(Collected data)
....
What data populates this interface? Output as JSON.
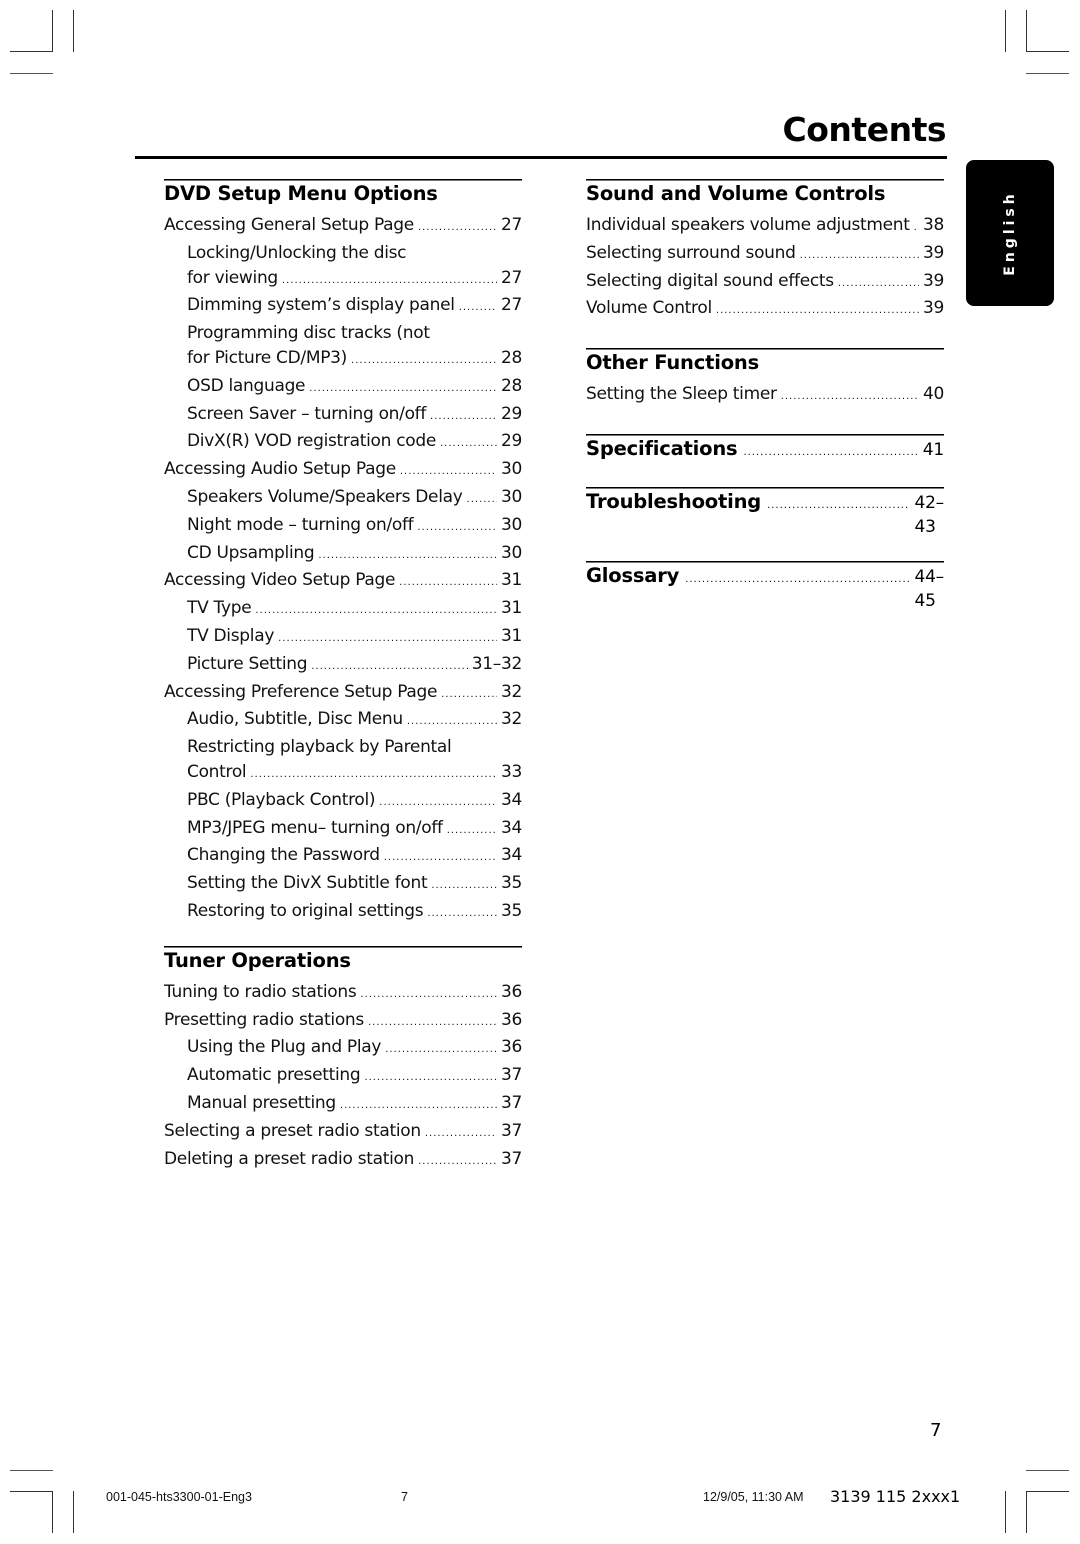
{
  "page_title": "Contents",
  "language_tab": "English",
  "left_column": [
    {
      "heading": "DVD Setup Menu Options",
      "entries": [
        {
          "label": "Accessing General Setup Page",
          "page": "27",
          "level": 0
        },
        {
          "label": "Locking/Unlocking the disc",
          "page": "",
          "level": 1
        },
        {
          "label": "for viewing",
          "page": "27",
          "level": 1
        },
        {
          "label": "Dimming system’s display panel",
          "page": "27",
          "level": 1
        },
        {
          "label": "Programming disc tracks (not",
          "page": "",
          "level": 1
        },
        {
          "label": "for Picture CD/MP3)",
          "page": "28",
          "level": 1
        },
        {
          "label": "OSD language",
          "page": "28",
          "level": 1
        },
        {
          "label": "Screen Saver – turning on/off",
          "page": "29",
          "level": 1
        },
        {
          "label": "DivX(R) VOD registration code",
          "page": "29",
          "level": 1
        },
        {
          "label": "Accessing Audio Setup Page",
          "page": "30",
          "level": 0
        },
        {
          "label": "Speakers Volume/Speakers Delay",
          "page": "30",
          "level": 1
        },
        {
          "label": "Night mode – turning on/off",
          "page": "30",
          "level": 1
        },
        {
          "label": "CD Upsampling",
          "page": "30",
          "level": 1
        },
        {
          "label": "Accessing Video Setup Page",
          "page": "31",
          "level": 0
        },
        {
          "label": "TV Type",
          "page": "31",
          "level": 1
        },
        {
          "label": "TV Display",
          "page": "31",
          "level": 1
        },
        {
          "label": "Picture Setting",
          "page": "31–32",
          "level": 1
        },
        {
          "label": "Accessing Preference Setup Page",
          "page": "32",
          "level": 0
        },
        {
          "label": "Audio, Subtitle, Disc Menu",
          "page": "32",
          "level": 1
        },
        {
          "label": "Restricting playback by Parental",
          "page": "",
          "level": 1
        },
        {
          "label": "Control",
          "page": "33",
          "level": 1
        },
        {
          "label": "PBC (Playback Control)",
          "page": "34",
          "level": 1
        },
        {
          "label": "MP3/JPEG menu– turning on/off",
          "page": "34",
          "level": 1
        },
        {
          "label": "Changing the Password",
          "page": "34",
          "level": 1
        },
        {
          "label": "Setting the DivX Subtitle font",
          "page": "35",
          "level": 1
        },
        {
          "label": "Restoring to original settings",
          "page": "35",
          "level": 1
        }
      ]
    },
    {
      "heading": "Tuner Operations",
      "entries": [
        {
          "label": "Tuning to radio stations",
          "page": "36",
          "level": 0
        },
        {
          "label": "Presetting radio stations",
          "page": "36",
          "level": 0
        },
        {
          "label": "Using the Plug and Play",
          "page": "36",
          "level": 1
        },
        {
          "label": "Automatic presetting",
          "page": "37",
          "level": 1
        },
        {
          "label": "Manual presetting",
          "page": "37",
          "level": 1
        },
        {
          "label": "Selecting a preset radio station",
          "page": "37",
          "level": 0
        },
        {
          "label": "Deleting a preset radio station",
          "page": "37",
          "level": 0
        }
      ]
    }
  ],
  "right_column": [
    {
      "heading": "Sound and Volume Controls",
      "entries": [
        {
          "label": "Individual speakers volume adjustment",
          "page": "38",
          "level": 0
        },
        {
          "label": "Selecting surround sound",
          "page": "39",
          "level": 0
        },
        {
          "label": "Selecting digital sound effects",
          "page": "39",
          "level": 0
        },
        {
          "label": "Volume Control",
          "page": "39",
          "level": 0
        }
      ]
    },
    {
      "heading": "Other Functions",
      "entries": [
        {
          "label": "Setting the Sleep timer",
          "page": "40",
          "level": 0
        }
      ]
    }
  ],
  "right_headings": [
    {
      "label": "Specifications",
      "page": "41"
    },
    {
      "label": "Troubleshooting",
      "page": "42–43"
    },
    {
      "label": "Glossary",
      "page": "44–45"
    }
  ],
  "page_number": "7",
  "footer": {
    "file": "001-045-hts3300-01-Eng3",
    "page": "7",
    "timestamp": "12/9/05, 11:30 AM",
    "code": "3139 115 2xxx1"
  }
}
....
*Aim of the task*.
Read through the lines above and collect those that contain the string "Accessing".

*Full solution*.
          "label": "Accessing General Setup Page",
          "label": "Accessing Audio Setup Page",
          "label": "Accessing Video Setup Page",
          "label": "Accessing Preference Setup Page",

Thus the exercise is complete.